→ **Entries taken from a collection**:
◆ ◆ ◆ ◆ ◆ ◆ ◆

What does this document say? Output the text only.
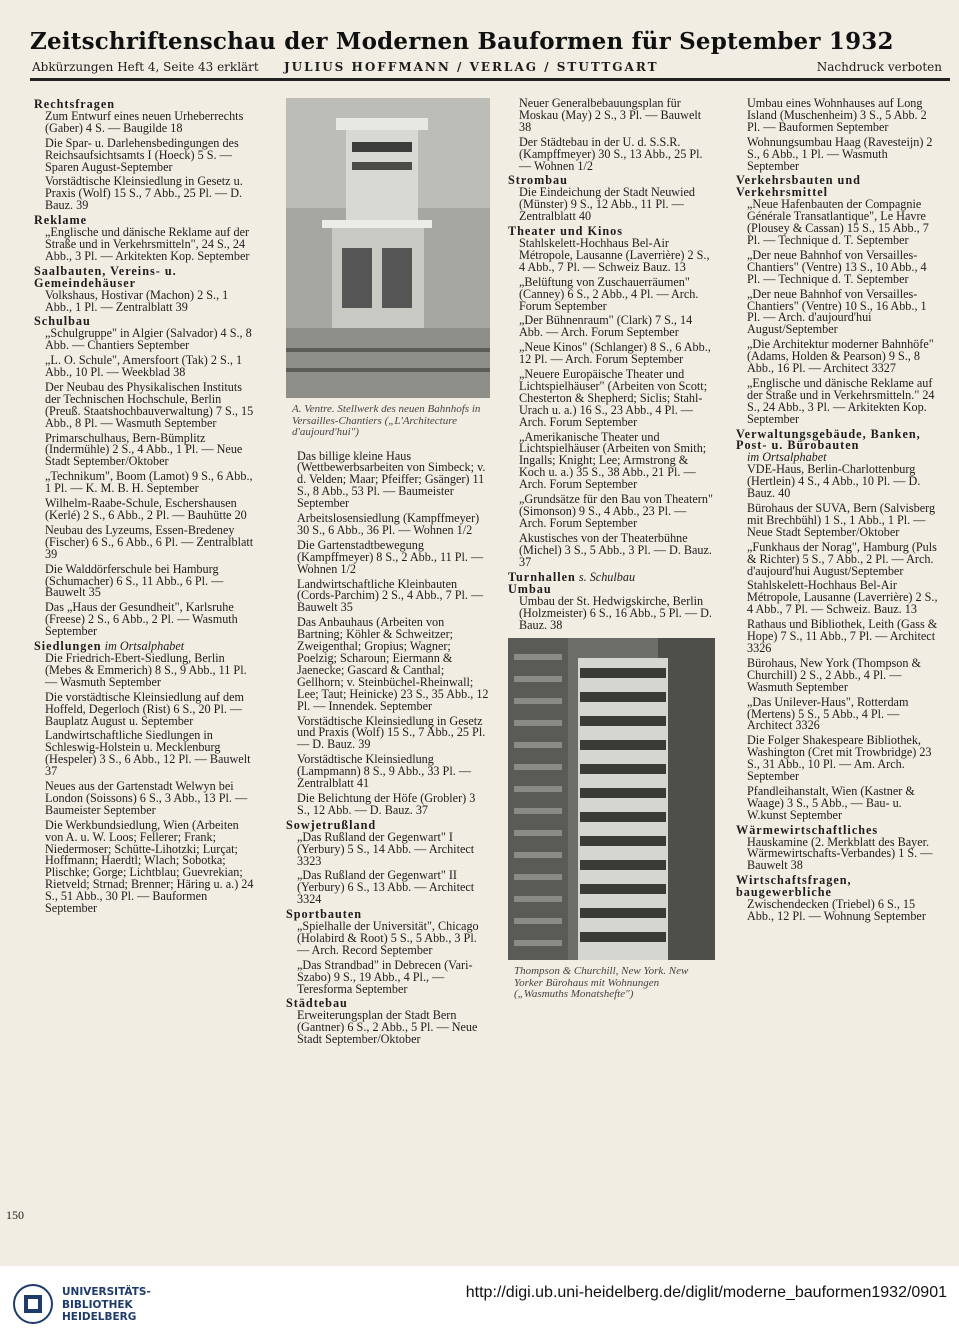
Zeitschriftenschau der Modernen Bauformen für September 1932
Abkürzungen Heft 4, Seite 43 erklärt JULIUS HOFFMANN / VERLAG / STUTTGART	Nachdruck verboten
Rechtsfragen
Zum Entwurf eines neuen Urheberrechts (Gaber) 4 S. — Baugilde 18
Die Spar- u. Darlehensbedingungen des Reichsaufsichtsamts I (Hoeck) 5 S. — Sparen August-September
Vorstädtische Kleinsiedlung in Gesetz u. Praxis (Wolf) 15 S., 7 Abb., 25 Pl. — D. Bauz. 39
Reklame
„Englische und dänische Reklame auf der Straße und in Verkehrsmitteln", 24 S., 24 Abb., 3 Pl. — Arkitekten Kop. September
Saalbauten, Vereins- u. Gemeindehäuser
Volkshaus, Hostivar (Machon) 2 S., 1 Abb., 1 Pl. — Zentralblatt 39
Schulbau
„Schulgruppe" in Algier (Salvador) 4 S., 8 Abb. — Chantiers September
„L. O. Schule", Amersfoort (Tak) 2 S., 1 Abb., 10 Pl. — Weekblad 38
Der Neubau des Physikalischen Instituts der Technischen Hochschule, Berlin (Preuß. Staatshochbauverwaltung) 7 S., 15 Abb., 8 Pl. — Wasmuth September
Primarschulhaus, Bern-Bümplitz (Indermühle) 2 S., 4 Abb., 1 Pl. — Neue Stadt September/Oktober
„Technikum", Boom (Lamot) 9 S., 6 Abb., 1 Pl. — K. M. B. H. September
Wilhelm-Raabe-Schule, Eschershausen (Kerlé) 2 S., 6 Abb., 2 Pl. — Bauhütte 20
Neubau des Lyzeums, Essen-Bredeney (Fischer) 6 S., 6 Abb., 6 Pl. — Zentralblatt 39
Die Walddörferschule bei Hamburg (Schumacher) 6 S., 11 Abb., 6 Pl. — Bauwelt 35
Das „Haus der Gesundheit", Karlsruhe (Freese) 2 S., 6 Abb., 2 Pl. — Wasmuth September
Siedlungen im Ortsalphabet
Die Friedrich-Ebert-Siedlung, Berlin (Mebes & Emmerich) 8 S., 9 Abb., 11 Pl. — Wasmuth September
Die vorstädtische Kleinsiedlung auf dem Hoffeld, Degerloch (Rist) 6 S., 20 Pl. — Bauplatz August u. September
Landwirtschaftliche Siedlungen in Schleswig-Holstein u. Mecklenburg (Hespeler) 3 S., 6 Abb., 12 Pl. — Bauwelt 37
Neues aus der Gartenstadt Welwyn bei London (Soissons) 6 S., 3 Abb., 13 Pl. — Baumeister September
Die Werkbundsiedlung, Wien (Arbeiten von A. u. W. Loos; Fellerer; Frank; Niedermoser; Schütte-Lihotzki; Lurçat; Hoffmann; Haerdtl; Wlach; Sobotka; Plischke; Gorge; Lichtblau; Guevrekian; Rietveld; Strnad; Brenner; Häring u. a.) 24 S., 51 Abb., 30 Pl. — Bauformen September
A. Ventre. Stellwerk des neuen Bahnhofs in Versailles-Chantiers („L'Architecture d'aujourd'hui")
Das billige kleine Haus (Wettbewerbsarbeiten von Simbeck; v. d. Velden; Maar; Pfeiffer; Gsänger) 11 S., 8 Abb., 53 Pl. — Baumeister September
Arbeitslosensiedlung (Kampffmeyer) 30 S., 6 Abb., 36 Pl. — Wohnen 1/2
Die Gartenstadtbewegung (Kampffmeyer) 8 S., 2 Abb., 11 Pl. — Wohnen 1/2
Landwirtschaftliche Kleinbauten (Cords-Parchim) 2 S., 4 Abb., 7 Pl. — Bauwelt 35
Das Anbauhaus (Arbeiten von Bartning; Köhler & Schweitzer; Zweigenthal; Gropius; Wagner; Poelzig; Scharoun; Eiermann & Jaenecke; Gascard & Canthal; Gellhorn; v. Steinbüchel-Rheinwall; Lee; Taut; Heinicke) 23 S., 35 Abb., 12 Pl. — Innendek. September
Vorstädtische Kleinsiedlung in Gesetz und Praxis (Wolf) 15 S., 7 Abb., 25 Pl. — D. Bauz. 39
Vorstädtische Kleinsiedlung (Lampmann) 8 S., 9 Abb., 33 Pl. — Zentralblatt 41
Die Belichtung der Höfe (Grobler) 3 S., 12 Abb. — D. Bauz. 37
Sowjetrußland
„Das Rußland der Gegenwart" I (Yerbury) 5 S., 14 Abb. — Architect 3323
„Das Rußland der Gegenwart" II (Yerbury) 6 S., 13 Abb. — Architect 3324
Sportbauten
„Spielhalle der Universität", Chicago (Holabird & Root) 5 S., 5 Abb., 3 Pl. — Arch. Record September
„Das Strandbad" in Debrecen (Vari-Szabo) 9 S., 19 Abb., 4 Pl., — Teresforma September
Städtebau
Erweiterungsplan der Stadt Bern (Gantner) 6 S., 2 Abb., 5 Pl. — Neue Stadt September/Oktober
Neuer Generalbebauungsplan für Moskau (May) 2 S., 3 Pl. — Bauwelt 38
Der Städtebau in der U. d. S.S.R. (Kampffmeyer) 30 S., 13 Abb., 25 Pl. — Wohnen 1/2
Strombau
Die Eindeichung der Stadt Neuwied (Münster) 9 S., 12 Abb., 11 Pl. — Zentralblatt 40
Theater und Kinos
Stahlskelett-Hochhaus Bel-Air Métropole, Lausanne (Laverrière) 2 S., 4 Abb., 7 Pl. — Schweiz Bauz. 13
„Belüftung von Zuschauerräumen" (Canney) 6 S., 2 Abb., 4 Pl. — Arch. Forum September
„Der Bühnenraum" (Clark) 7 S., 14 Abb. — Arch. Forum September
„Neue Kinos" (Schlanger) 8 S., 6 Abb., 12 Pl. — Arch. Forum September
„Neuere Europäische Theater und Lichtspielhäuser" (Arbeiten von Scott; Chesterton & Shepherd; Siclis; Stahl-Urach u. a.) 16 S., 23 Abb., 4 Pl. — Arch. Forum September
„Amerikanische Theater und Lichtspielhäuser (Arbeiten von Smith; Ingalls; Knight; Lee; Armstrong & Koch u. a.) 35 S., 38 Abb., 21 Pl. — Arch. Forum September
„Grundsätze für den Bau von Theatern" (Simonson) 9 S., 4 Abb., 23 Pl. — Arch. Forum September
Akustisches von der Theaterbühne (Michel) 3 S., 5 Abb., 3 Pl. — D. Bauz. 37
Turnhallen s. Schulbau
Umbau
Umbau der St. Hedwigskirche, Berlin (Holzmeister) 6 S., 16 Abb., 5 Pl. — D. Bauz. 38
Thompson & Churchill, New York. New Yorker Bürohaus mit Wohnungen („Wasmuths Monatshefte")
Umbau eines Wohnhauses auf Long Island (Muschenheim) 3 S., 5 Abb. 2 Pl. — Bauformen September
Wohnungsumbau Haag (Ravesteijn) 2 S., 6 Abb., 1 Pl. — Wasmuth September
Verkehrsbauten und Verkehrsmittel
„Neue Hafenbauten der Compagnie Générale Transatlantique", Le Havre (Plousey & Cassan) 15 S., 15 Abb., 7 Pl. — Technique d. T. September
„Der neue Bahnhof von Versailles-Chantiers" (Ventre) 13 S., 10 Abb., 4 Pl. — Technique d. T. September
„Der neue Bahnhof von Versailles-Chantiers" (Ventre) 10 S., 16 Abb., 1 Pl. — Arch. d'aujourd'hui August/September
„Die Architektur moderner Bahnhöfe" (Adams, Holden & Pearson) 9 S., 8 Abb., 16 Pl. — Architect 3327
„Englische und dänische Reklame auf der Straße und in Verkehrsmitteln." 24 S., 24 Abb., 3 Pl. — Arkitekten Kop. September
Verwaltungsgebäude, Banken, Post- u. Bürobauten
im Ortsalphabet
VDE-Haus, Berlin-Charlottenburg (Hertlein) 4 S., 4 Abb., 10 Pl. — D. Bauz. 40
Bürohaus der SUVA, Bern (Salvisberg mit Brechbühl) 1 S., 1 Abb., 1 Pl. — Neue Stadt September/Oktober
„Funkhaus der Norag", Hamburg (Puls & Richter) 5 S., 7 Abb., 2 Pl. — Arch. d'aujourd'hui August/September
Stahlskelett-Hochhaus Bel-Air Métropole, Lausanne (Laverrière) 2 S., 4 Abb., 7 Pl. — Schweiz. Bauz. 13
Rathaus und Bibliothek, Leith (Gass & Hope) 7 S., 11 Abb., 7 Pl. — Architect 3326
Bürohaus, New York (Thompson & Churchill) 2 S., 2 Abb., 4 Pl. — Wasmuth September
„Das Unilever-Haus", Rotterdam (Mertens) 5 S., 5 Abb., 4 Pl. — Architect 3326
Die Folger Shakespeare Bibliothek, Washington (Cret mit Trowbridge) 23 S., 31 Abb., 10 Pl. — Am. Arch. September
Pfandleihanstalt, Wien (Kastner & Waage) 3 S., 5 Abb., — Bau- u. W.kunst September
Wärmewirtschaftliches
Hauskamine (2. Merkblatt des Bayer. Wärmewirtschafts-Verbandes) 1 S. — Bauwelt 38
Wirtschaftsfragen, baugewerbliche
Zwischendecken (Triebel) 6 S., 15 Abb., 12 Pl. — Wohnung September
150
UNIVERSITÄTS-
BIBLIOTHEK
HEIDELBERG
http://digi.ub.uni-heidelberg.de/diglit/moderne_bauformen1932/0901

◆ ◆ ◆ ◆ ◆ ◆ ◆

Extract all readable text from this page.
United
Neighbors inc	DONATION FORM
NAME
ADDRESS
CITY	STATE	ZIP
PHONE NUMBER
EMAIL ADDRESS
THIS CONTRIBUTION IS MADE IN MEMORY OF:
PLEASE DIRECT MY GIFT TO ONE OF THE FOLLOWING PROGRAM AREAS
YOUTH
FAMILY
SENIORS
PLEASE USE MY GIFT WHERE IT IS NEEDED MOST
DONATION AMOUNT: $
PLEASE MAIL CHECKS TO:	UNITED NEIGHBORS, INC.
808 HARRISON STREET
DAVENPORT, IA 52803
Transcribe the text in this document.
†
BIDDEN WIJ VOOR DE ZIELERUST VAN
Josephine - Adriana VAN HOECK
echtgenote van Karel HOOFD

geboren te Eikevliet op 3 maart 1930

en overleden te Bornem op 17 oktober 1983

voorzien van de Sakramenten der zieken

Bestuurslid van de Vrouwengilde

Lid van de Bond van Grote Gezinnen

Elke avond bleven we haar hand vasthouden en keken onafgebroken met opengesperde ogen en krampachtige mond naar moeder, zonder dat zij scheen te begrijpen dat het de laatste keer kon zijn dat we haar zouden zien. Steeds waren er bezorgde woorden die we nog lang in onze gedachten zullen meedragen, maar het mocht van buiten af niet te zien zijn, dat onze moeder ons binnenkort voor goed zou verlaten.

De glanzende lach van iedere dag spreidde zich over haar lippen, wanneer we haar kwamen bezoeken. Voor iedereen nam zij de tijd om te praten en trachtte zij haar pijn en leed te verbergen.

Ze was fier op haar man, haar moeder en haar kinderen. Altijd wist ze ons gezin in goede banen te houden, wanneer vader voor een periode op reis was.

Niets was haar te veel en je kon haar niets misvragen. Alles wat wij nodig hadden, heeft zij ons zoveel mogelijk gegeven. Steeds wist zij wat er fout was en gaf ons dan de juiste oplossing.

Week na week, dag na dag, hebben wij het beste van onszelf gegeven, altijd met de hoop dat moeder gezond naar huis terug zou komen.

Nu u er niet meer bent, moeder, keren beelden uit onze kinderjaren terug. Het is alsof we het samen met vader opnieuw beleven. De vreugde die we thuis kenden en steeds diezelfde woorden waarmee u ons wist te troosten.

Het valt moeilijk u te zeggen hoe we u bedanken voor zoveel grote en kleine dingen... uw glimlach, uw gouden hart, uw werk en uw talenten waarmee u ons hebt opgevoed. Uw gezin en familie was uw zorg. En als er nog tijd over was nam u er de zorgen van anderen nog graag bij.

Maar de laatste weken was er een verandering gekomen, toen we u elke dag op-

◆ ◆ ◆ ◆ ◆ ◆ ◆

Using the material above, report each line where "terug" occurs.

→ **Written answer**:
Week na week, dag na dag, hebben wij het beste van onszelf gegeven, altijd met de hoop dat moeder gezond naar huis terug zou komen.
Nu u er niet meer bent, moeder, keren beelden uit onze kinderjaren terug. Het is alsof we het samen met vader opnieuw beleven. De vreugde die we thuis kenden en steeds diezelfde woorden waarmee u ons wist te troosten.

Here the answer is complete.